### Assignment
Pick up the mailing list message about the faulty Apple 400k Lisa drives after its last sentence, and keep writing it.
Segment Start: Text provided
Re: Apple 400k drive

From: Terry Stewart <terry_at_email.domain.hidden>
Date: Tue, 8 Mar 2011 10:12:33 +1300

Did I say this?

"The feeling was it could have either been the TA7259 motor controller IC, the associated caps or on of the hall-effect devices in the motor controller IC itself"

I meant of course, the hall-effect devices in the MOTOR(i.e. spindle) , not the motor controller IC.

Terry

> Hi Guys,
>
> This is the issue with my 400k Lisa drives Phil alluded to. Actually
> there are TWO malfunctioning drives and they show the same symptom.
>
> Often the drive doesn't spin the disk on either insertion or activation
> through a mouse click via the GUI. Whether or not the drive is activated
> depends on the exact position of the spindle. If you manually turn the
> spindle a little, it will activate. If the spindle stops on a "dead spot"
> it won't turn the next time the disk is inserted or activated. If I'm
> lucky enough to insert the disk and have it spin first time, one of the
> drives will load software but only very slowly and not always. I'm sure
> there are a lot of read-retrys going on. The second drive doesn't load
> software at all even if it does spin. There may be other issues with this
> one.
>
> I've been in discussion with folk on the classic computer mailing list
> about this. The feeling was it could have either been the TA7259 motor
> controller IC, the associated caps or on of the hall-effect devices in the
> motor controller IC itself. The evidence for this is as follows...
>
> I measured the voltages on the TA7259 pins when the drive under the

> following two states, manually pushing down the disk-detection lever to
> simulate a drive being inserted....
>
> 1. detector switch pressed and spindle starts to spin (this is what SHOULD
> happen)
> 2. detector switch pressed and the spindle does not move at all
>
> What seemed to differ between 1 (spin) and 2 (no spin) was pin 6 (c-phase
> drive output terminal), pin 7 (b-phase drive output terminal) and pin 9 (a
> phase drive output terminal). Where the motor refused to turn with the
> switch on, these values were almost zero (with switch on or off). When
> the motor DID turn on switch on these were around 12v (again either with
> the switch on and off).
Segment End: Text provided
Segment Start: Provided material
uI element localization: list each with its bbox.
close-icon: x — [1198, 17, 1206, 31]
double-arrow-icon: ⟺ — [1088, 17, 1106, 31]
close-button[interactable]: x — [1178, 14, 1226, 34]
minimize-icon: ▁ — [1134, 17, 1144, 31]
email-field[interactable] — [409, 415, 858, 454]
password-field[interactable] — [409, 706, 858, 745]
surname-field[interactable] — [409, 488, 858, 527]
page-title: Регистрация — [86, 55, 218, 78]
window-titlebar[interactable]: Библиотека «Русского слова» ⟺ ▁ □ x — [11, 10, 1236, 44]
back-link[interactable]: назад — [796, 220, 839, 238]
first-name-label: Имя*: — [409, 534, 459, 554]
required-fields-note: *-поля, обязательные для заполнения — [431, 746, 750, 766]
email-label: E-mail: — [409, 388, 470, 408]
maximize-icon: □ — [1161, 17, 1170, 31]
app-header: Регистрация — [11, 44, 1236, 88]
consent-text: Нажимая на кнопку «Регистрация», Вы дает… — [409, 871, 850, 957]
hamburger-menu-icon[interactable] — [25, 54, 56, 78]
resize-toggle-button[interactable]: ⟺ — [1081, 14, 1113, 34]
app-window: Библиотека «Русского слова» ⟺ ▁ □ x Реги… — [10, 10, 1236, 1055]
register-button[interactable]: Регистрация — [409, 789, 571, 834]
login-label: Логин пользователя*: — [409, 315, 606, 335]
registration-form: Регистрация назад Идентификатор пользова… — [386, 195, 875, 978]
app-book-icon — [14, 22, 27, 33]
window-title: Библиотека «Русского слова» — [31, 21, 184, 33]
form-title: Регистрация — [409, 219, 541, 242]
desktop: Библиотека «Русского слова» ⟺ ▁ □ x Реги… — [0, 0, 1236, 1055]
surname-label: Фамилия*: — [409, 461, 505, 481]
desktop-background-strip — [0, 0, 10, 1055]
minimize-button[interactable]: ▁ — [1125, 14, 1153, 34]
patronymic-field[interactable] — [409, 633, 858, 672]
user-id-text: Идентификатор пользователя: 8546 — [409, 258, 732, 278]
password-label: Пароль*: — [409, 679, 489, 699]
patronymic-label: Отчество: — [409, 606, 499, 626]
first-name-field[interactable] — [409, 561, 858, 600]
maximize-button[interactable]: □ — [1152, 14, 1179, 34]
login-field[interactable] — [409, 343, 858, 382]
Segment End: Provided material
### Response below
>
> There is more. If I measured the voltage (switch off) and slowly rotated
> the wheel manually values on the three pins stayed mainly at 12v. but
> occasionally dropped to zero for a few degrees of turn, then quickly back
> to 12 as I rotated. In a 360 deg rotation, there were four of these
> "dead" (0V) areas at right angles to each other (approx 3, 6, 9 and 12
> oclock). Whenever the wheel was positioned so the voltage was zero on
> these pins,
> switching the drive on (depressing the drive detect lever) had no effect.
> When it was 12v, the motor sprang into life when the disk detect switch
> was pressed.
>
> I figure the reason that the disk keeps spining if it happens to start up
> is the momentum keeps it going over the dead spots. It's not good for
> keeping the proper speed though, which is why software loading takes so
> long.
>
> I've replaced the TA7259 and associated caps with no improvement. Major
> suspicion is on one of the hall-effect devices. The next step is to see
> if I can identify which hall-effect devices are faulty and which are ok
> from both drives, and cobble together one drive with known good
> hall-effect devices.
>
> That is the theory, and that is where I'm up to. If you think I'm on the
> wrong track, please say so. I'd be interested to know if anyone else has
> come across this symptom (and what you did about it). It's a coincidence
> that two out of the three drives I have are afflicted with this.
>
> Cheers
>
> Terry (Tez)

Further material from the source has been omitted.